Return, word for word, every line that follows.
____________________
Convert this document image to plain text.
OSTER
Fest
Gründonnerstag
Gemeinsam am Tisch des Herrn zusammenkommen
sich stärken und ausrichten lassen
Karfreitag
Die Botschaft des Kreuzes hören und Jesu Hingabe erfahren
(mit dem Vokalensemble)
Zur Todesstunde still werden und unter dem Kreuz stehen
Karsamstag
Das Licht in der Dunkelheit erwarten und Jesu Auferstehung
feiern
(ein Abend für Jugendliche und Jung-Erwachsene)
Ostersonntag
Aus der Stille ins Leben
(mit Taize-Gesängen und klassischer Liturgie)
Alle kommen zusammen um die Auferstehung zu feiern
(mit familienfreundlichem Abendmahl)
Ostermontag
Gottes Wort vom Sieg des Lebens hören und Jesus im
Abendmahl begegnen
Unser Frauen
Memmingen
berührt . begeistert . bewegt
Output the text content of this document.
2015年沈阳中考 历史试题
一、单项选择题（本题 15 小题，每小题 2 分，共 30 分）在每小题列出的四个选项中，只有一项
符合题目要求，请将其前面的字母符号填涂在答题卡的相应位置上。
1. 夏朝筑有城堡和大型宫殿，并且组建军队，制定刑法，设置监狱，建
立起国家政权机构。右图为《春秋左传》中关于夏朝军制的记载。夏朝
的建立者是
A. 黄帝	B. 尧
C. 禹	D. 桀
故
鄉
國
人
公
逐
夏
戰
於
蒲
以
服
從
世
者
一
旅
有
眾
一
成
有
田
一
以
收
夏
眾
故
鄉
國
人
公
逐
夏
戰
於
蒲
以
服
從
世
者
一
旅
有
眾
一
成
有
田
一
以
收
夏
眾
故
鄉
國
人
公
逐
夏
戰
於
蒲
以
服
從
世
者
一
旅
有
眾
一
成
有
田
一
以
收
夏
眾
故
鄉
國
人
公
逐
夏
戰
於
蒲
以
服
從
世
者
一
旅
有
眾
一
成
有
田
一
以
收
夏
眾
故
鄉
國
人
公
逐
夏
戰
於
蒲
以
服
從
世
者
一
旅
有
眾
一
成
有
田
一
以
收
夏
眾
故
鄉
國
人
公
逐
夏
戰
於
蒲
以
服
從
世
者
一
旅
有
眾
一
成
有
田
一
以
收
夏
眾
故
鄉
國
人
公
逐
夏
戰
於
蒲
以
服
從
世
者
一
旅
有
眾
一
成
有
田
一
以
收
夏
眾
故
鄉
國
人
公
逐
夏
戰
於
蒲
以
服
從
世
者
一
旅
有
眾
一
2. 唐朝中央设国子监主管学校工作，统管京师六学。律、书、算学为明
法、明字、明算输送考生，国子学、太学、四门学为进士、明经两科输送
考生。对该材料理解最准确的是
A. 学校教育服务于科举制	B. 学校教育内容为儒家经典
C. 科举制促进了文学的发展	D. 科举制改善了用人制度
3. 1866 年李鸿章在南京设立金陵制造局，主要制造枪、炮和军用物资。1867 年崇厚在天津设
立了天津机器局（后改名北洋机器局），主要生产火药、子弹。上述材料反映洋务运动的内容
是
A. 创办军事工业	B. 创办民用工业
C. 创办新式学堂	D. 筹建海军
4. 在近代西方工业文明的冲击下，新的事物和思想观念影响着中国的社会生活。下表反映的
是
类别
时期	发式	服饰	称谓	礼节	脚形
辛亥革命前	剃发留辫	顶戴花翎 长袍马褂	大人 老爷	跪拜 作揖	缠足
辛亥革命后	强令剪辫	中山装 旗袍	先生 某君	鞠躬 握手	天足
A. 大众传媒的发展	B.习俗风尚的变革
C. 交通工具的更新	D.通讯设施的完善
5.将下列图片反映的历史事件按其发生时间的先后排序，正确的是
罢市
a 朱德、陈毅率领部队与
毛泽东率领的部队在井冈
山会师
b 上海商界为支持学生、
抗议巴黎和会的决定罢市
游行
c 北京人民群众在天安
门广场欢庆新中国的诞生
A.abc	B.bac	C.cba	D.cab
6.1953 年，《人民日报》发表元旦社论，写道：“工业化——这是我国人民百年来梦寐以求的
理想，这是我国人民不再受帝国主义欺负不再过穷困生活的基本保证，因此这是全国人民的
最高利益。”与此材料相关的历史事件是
____________________
*Right answer*
Convert this document image to plain text.
OSTER
Fest
Gründonnerstag
Gemeinsam am Tisch des Herrn zusammenkommen
sich stärken und ausrichten lassen
Karfreitag
Die Botschaft des Kreuzes hören und Jesu Hingabe erfahren
(mit dem Vokalensemble)
Zur Todesstunde still werden und unter dem Kreuz stehen
Karsamstag
Das Licht in der Dunkelheit erwarten und Jesu Auferstehung
feiern
(ein Abend für Jugendliche und Jung-Erwachsene)
Ostersonntag
Aus der Stille ins Leben
(mit Taize-Gesängen und klassischer Liturgie)
Alle kommen zusammen um die Auferstehung zu feiern
(mit familienfreundlichem Abendmahl)
Ostermontag
Gottes Wort vom Sieg des Lebens hören und Jesus im
Abendmahl begegnen
Unser Frauen
Memmingen
berührt . begeistert . bewegt
Output the text content of this document.
2015年沈阳中考 历史试题
一、单项选择题（本题 15 小题，每小题 2 分，共 30 分）在每小题列出的四个选项中，只有一项
符合题目要求，请将其前面的字母符号填涂在答题卡的相应位置上。
1. 夏朝筑有城堡和大型宫殿，并且组建军队，制定刑法，设置监狱，建
立起国家政权机构。右图为《春秋左传》中关于夏朝军制的记载。夏朝
的建立者是
A. 黄帝	B. 尧
C. 禹	D. 桀
故
鄉
國
人
公
逐
夏
戰
於
蒲
以
服
從
世
者
一
旅
有
眾
一
成
有
田
一
以
收
夏
眾
故
鄉
國
人
公
逐
夏
戰
於
蒲
以
服
從
世
者
一
旅
有
眾
一
成
有
田
一
以
收
夏
眾
故
鄉
國
人
公
逐
夏
戰
於
蒲
以
服
從
世
者
一
旅
有
眾
一
成
有
田
一
以
收
夏
眾
故
鄉
國
人
公
逐
夏
戰
於
蒲
以
服
從
世
者
一
旅
有
眾
一
成
有
田
一
以
收
夏
眾
故
鄉
國
人
公
逐
夏
戰
於
蒲
以
服
從
世
者
一
旅
有
眾
一
成
有
田
一
以
收
夏
眾
故
鄉
國
人
公
逐
夏
戰
於
蒲
以
服
從
世
者
一
旅
有
眾
一
成
有
田
一
以
收
夏
眾
故
鄉
國
人
公
逐
夏
戰
於
蒲
以
服
從
世
者
一
旅
有
眾
一
成
有
田
一
以
收
夏
眾
故
鄉
國
人
公
逐
夏
戰
於
蒲
以
服
從
世
者
一
旅
有
眾
一
2. 唐朝中央设国子监主管学校工作，统管京师六学。律、书、算学为明
法、明字、明算输送考生，国子学、太学、四门学为进士、明经两科输送
考生。对该材料理解最准确的是
A. 学校教育服务于科举制	B. 学校教育内容为儒家经典
C. 科举制促进了文学的发展	D. 科举制改善了用人制度
3. 1866 年李鸿章在南京设立金陵制造局，主要制造枪、炮和军用物资。1867 年崇厚在天津设
立了天津机器局（后改名北洋机器局），主要生产火药、子弹。上述材料反映洋务运动的内容
是
A. 创办军事工业	B. 创办民用工业
C. 创办新式学堂	D. 筹建海军
4. 在近代西方工业文明的冲击下，新的事物和思想观念影响着中国的社会生活。下表反映的
是
类别
时期	发式	服饰	称谓	礼节	脚形
辛亥革命前	剃发留辫	顶戴花翎 长袍马褂	大人 老爷	跪拜 作揖	缠足
辛亥革命后	强令剪辫	中山装 旗袍	先生 某君	鞠躬 握手	天足
A. 大众传媒的发展	B.习俗风尚的变革
C. 交通工具的更新	D.通讯设施的完善
5.将下列图片反映的历史事件按其发生时间的先后排序，正确的是
罢市
a 朱德、陈毅率领部队与
毛泽东率领的部队在井冈
山会师
b 上海商界为支持学生、
抗议巴黎和会的决定罢市
游行
c 北京人民群众在天安
门广场欢庆新中国的诞生
A.abc	B.bac	C.cba	D.cab
6.1953 年，《人民日报》发表元旦社论，写道：“工业化——这是我国人民百年来梦寐以求的
理想，这是我国人民不再受帝国主义欺负不再过穷困生活的基本保证，因此这是全国人民的
最高利益。”与此材料相关的历史事件是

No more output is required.